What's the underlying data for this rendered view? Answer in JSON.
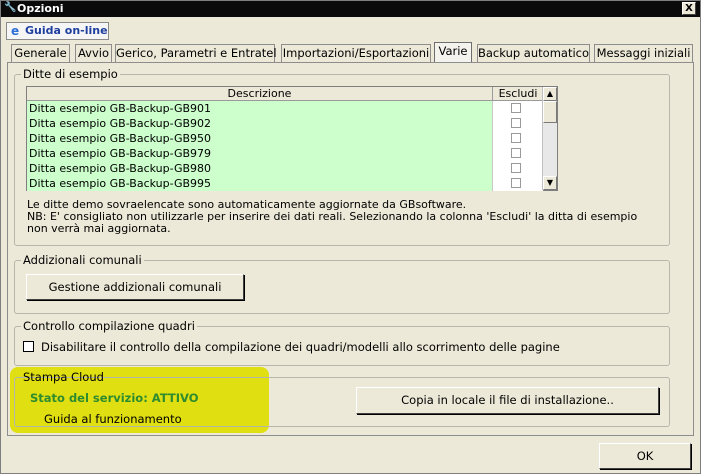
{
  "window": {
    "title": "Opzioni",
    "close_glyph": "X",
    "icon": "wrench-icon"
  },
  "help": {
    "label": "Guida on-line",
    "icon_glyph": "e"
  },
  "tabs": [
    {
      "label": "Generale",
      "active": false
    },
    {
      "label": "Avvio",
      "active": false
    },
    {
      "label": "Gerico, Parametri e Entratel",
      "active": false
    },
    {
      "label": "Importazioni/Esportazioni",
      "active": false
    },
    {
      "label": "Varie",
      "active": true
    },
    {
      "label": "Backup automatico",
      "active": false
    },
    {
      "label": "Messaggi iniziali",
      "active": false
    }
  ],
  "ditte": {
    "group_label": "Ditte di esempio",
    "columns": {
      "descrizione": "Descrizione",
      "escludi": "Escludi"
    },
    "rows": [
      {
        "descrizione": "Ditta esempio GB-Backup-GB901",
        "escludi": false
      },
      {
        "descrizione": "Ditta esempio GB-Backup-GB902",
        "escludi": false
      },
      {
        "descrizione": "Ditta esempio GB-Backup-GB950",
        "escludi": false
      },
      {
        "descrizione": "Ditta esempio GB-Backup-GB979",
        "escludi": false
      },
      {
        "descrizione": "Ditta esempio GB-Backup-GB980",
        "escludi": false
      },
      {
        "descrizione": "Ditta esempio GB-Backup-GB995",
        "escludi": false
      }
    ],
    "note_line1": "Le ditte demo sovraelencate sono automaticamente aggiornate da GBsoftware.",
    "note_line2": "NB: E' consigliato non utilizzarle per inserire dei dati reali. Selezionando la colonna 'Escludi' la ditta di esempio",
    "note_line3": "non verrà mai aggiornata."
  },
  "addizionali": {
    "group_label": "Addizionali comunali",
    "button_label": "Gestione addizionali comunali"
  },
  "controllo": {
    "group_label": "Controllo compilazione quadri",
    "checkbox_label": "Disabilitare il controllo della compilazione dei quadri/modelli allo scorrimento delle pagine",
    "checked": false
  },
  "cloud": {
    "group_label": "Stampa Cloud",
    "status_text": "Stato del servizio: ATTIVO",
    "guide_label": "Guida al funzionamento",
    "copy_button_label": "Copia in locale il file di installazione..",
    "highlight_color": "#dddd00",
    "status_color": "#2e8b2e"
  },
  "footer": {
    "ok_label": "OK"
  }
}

################

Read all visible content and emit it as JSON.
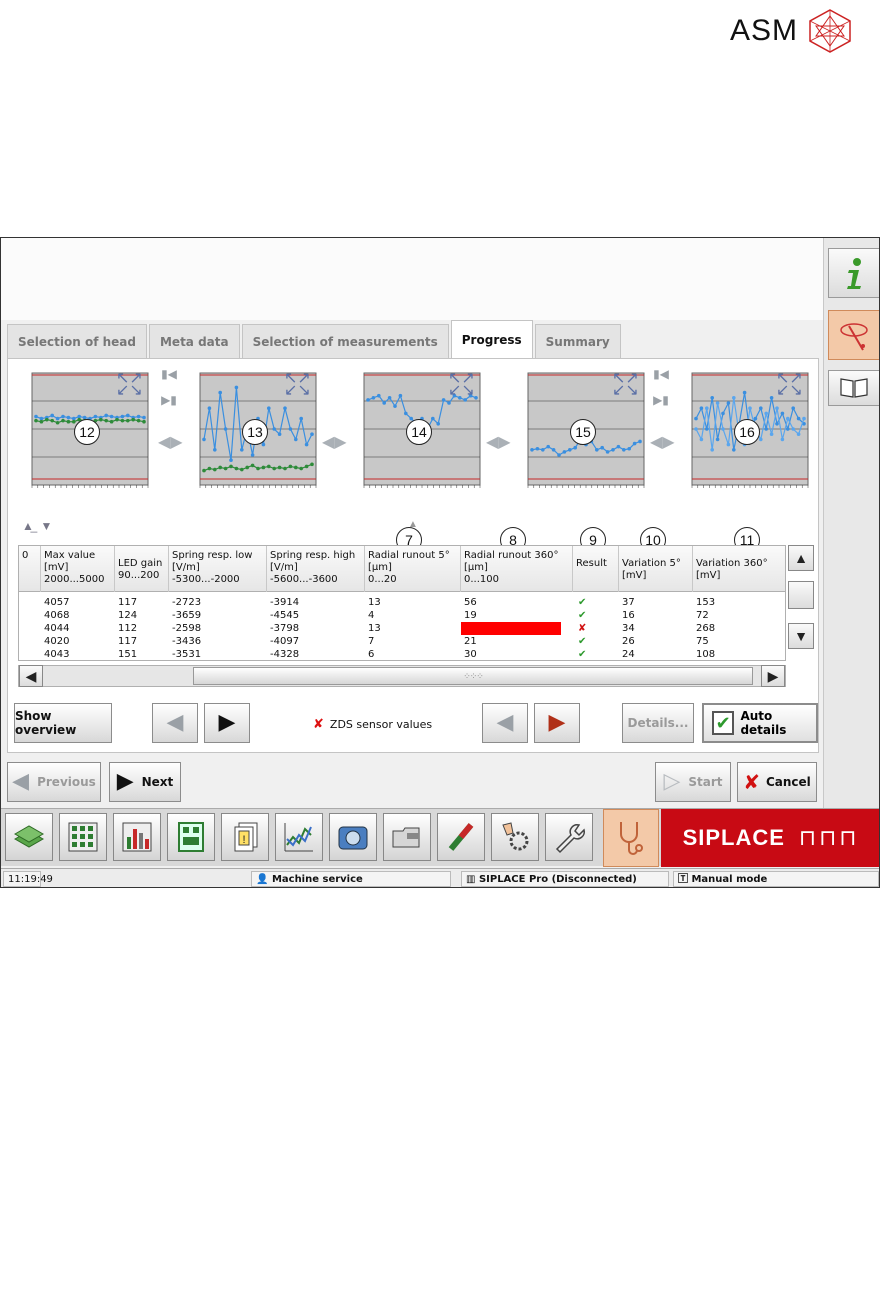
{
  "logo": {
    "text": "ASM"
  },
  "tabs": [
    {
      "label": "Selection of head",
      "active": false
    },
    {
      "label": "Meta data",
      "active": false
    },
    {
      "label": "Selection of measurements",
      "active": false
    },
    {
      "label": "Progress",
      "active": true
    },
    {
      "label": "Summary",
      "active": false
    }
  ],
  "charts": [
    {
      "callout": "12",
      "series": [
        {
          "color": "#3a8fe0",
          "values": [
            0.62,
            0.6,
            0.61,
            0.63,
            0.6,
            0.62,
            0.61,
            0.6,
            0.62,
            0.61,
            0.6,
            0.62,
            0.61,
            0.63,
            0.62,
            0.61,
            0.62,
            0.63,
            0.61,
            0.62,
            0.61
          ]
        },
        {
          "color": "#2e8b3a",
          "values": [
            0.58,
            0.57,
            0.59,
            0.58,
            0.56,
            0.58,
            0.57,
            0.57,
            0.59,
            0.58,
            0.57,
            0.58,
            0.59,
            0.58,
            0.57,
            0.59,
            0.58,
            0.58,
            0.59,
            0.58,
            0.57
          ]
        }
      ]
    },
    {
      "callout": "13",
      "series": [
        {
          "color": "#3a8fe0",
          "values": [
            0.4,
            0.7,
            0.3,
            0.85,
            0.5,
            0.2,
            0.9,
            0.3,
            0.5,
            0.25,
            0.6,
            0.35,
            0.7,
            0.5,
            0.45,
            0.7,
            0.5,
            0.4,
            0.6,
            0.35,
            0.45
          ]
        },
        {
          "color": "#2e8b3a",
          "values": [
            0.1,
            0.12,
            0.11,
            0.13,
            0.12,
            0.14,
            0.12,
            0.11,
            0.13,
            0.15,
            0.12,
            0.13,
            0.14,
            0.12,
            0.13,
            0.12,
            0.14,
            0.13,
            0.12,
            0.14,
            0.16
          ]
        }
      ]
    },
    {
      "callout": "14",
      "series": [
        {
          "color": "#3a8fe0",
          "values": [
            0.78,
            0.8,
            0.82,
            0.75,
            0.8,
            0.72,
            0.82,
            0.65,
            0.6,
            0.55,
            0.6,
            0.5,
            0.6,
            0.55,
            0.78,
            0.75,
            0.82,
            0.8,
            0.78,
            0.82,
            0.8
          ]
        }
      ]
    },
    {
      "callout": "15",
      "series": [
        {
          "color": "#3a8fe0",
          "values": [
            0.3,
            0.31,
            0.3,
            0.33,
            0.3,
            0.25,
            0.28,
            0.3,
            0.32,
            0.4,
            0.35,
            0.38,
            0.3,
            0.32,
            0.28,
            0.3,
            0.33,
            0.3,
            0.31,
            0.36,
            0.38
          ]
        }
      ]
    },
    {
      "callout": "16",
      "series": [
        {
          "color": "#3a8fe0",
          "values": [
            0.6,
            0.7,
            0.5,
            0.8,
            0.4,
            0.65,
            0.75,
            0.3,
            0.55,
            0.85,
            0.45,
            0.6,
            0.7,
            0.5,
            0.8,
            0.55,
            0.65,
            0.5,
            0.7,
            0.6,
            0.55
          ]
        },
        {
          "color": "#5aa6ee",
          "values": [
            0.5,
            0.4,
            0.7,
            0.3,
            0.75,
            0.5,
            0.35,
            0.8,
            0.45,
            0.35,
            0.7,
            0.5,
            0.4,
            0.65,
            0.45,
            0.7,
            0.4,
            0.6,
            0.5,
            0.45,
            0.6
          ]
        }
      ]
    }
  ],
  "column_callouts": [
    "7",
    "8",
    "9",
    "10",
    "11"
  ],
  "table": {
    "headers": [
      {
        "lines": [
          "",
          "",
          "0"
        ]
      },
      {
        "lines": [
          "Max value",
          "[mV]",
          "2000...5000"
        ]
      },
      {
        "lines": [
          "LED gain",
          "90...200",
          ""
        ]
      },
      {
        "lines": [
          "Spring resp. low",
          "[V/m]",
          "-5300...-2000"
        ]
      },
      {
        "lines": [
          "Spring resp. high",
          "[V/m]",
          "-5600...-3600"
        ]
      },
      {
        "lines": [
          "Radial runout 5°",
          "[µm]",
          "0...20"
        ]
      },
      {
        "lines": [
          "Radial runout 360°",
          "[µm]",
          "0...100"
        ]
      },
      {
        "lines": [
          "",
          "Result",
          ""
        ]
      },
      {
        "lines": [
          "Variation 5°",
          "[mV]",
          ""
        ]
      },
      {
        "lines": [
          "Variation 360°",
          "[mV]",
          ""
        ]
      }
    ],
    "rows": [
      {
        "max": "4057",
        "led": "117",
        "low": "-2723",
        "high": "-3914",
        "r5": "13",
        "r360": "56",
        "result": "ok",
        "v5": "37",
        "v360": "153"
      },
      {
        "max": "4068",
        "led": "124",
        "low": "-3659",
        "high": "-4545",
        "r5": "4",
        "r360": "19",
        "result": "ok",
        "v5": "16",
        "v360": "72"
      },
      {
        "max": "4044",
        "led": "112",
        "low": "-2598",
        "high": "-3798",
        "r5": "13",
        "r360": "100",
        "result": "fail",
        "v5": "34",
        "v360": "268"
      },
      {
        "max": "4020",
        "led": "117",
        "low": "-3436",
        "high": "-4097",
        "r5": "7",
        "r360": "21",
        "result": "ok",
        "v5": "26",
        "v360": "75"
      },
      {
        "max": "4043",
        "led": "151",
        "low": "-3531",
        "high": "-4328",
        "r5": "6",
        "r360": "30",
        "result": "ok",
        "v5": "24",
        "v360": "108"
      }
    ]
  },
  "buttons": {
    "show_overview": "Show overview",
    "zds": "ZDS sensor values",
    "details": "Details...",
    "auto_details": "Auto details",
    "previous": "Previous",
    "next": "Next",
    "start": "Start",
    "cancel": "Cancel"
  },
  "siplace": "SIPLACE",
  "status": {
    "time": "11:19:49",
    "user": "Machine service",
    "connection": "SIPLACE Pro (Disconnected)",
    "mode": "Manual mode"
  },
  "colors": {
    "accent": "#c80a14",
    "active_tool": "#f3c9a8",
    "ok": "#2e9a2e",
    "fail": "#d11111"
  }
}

################

(SET TASK) Report each line of the material above where the word "details" appears.

(RESULT FOR THIS EXERCISE)
    "details": "Details...",
    "auto_details": "Auto details",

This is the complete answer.